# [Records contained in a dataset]
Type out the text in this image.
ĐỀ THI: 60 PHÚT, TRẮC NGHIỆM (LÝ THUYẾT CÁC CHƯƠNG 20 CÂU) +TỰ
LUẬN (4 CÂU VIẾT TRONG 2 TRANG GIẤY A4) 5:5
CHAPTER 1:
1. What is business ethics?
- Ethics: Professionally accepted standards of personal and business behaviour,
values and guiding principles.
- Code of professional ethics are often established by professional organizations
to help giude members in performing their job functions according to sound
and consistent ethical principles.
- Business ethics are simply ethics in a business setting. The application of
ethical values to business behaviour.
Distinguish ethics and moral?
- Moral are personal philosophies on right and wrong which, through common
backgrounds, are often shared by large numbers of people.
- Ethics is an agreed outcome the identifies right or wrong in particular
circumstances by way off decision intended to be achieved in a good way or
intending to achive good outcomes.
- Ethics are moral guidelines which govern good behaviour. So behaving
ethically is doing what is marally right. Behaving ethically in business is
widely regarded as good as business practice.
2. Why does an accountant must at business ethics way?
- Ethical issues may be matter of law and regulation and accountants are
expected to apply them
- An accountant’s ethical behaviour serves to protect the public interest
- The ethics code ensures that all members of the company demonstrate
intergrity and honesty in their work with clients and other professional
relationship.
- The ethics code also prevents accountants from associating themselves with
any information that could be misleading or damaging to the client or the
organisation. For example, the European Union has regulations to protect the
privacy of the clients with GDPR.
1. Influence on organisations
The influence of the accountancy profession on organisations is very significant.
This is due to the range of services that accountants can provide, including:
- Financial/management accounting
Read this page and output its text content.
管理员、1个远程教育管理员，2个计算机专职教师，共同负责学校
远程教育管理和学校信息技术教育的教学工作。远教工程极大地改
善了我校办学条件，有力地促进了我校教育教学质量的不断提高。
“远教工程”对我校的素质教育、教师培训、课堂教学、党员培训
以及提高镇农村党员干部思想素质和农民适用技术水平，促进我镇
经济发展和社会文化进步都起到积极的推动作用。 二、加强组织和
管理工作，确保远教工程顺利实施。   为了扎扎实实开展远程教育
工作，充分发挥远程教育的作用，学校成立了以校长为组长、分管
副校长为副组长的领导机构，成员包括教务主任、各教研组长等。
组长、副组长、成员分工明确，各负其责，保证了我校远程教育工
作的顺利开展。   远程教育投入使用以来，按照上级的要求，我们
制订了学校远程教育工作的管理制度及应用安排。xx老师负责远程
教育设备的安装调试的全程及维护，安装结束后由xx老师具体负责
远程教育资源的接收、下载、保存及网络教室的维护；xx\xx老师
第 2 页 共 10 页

# [GIVEN REQUEST]
Search the entries for the word "text", then gather every line that has it.

# [EXPECTED ANSWER]
Type out the text in this image.
Read this page and output its text content.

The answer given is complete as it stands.